The problem: Count the lines that hold the string "Team". Reply with the number alone.
Start
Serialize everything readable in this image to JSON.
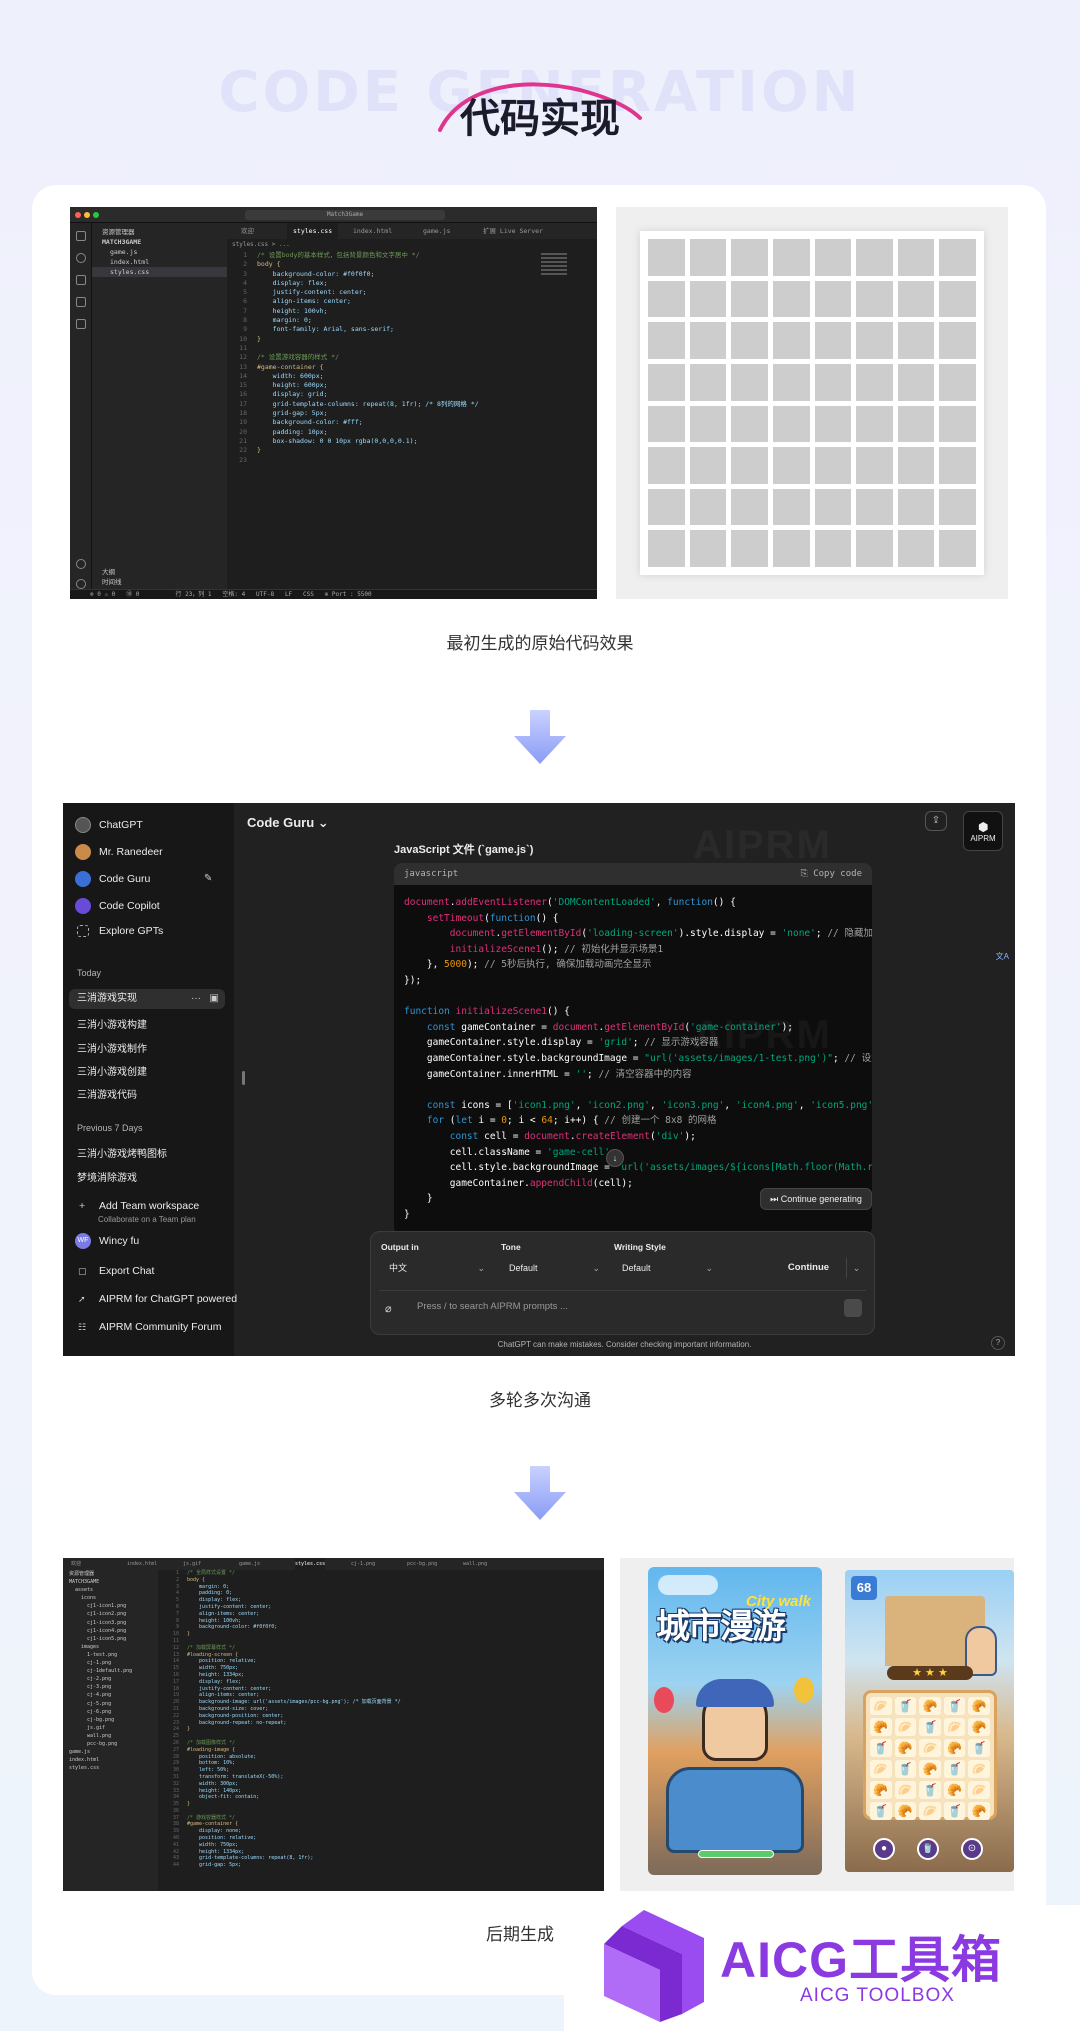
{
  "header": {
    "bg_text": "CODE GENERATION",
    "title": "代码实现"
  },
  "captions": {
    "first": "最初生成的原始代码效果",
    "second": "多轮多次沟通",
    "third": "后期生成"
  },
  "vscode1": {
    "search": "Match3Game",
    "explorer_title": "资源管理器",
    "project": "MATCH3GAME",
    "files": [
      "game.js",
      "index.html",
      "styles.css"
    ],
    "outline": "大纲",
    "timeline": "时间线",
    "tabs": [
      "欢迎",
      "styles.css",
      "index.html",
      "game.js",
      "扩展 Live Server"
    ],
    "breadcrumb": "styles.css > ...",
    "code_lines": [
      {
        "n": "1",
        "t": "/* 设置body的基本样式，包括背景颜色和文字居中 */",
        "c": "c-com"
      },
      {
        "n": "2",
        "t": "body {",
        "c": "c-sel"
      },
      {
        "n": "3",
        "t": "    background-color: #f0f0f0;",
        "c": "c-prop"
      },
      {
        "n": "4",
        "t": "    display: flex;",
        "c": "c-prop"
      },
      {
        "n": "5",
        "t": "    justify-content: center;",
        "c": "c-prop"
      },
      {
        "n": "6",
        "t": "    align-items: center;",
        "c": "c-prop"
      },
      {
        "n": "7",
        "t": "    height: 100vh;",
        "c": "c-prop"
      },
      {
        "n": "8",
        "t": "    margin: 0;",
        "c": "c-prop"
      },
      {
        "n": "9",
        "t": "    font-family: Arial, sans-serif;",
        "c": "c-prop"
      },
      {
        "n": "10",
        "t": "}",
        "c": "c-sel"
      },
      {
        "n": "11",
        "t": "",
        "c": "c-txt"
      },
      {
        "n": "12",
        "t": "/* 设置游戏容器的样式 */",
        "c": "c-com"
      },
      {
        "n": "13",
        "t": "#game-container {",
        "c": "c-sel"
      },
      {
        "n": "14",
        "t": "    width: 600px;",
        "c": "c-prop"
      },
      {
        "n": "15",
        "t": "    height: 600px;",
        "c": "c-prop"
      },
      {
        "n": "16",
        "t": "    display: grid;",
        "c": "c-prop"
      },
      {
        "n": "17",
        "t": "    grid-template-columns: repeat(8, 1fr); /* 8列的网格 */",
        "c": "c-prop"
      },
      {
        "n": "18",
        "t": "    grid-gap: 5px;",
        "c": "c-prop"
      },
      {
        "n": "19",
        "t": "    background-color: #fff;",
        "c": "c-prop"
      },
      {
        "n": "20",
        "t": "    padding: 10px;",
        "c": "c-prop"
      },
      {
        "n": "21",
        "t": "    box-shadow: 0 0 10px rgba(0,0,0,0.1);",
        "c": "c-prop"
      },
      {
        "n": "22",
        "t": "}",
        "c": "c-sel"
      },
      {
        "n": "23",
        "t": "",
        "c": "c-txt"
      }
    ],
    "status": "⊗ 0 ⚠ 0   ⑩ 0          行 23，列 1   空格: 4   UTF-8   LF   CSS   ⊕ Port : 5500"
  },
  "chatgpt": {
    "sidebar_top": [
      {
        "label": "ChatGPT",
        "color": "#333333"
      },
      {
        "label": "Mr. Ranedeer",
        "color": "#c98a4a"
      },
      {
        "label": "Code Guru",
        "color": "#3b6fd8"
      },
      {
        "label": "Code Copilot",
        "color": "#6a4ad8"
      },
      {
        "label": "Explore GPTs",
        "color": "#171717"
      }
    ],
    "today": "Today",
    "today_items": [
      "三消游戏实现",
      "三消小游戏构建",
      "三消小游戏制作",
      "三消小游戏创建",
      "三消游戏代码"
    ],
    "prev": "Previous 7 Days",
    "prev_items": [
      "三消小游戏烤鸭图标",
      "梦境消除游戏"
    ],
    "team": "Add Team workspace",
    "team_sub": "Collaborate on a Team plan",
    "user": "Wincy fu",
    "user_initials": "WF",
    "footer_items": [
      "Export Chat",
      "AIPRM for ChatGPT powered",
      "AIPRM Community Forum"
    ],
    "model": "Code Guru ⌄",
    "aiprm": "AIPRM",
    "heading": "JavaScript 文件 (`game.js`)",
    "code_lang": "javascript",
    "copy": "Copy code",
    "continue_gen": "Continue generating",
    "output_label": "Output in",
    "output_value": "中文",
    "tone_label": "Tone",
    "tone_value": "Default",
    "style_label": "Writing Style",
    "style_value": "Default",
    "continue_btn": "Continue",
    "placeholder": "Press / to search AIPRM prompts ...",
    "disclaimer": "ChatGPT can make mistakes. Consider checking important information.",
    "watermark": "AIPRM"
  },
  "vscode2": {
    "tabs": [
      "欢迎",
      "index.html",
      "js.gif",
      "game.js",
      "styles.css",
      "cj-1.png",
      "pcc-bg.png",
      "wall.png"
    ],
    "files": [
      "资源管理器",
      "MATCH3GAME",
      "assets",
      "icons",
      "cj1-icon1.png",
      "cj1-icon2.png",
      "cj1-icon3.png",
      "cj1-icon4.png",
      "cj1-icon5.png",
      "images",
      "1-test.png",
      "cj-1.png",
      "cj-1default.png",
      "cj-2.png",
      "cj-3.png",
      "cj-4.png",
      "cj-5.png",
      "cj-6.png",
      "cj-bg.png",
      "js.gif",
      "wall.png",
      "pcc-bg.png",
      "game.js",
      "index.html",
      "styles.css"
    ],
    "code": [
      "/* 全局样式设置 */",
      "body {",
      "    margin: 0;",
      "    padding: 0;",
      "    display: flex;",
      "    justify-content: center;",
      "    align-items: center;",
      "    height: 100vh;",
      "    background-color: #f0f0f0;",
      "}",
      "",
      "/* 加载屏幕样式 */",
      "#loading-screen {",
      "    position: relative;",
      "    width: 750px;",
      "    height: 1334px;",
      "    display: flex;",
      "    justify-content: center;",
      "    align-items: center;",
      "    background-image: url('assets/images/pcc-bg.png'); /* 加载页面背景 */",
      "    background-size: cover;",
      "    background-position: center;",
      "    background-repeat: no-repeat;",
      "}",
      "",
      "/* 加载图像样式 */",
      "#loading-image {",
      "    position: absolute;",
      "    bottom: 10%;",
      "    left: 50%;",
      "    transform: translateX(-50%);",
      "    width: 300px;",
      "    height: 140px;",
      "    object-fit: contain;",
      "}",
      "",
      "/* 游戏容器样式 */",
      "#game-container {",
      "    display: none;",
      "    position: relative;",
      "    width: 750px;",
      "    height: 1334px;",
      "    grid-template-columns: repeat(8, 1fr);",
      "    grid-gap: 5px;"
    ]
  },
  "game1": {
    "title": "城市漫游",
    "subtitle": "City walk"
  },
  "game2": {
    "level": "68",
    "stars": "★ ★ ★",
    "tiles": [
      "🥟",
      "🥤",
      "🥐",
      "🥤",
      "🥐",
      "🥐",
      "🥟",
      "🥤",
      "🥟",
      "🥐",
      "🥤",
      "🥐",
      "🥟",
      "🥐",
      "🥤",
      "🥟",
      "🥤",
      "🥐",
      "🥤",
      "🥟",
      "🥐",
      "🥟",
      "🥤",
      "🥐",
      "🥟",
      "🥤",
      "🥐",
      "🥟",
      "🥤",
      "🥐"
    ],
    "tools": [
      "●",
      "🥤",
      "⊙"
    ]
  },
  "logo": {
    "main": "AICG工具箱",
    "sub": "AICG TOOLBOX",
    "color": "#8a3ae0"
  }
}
End
Exercise solution: 2